### GOAL OF THE EXERCISE
Quote every line below exactly and skip any picture.

Stored entries
:::::

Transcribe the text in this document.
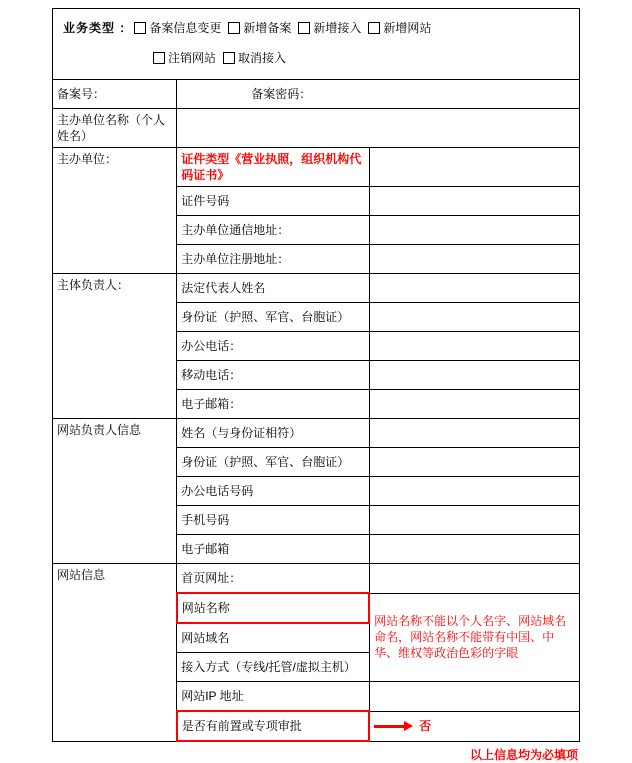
业务类型 ： 备案信息变更 新增备案 新增接入 新增网站
注销网站 取消接入
备案号：	备案密码：	
主办单位名称（个人姓名）		
主办单位：	证件类型《营业执照，组织机构代码证书》	
	证件号码	
	主办单位通信地址：	
	主办单位注册地址：	
主体负责人：	法定代表人姓名	
	身份证（护照、军官、台胞证）	
	办公电话：	
	移动电话：	
	电子邮箱：	
网站负责人信息	姓名（与身份证相符）	
	身份证（护照、军官、台胞证）	
	办公电话号码	
	手机号码	
	电子邮箱	
网站信息	首页网址：	
	网站名称	网站名称不能以个人名字、网站域名命名，网站名称不能带有中国、中华、维权等政治色彩的字眼
	网站域名	
	接入方式（专线/托管/虚拟主机）	
	网站IP 地址	
	是否有前置或专项审批	否
以上信息均为必填项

:::::

### COMPLETE ANSWER
Transcribe the text in this document.
业务类型 ： 备案信息变更 新增备案 新增接入 新增网站
注销网站 取消接入
备案号：	备案密码：	
主办单位名称（个人姓名）		
主办单位：	证件类型《营业执照，组织机构代码证书》	
	证件号码	
	主办单位通信地址：	
	主办单位注册地址：	
主体负责人：	法定代表人姓名	
	身份证（护照、军官、台胞证）	
	办公电话：	
	移动电话：	
	电子邮箱：	
网站负责人信息	姓名（与身份证相符）	
	身份证（护照、军官、台胞证）	
	办公电话号码	
	手机号码	
	电子邮箱	
网站信息	首页网址：	
	网站名称	网站名称不能以个人名字、网站域名命名，网站名称不能带有中国、中华、维权等政治色彩的字眼
	网站域名	
	接入方式（专线/托管/虚拟主机）	
	网站IP 地址	
	是否有前置或专项审批	否
以上信息均为必填项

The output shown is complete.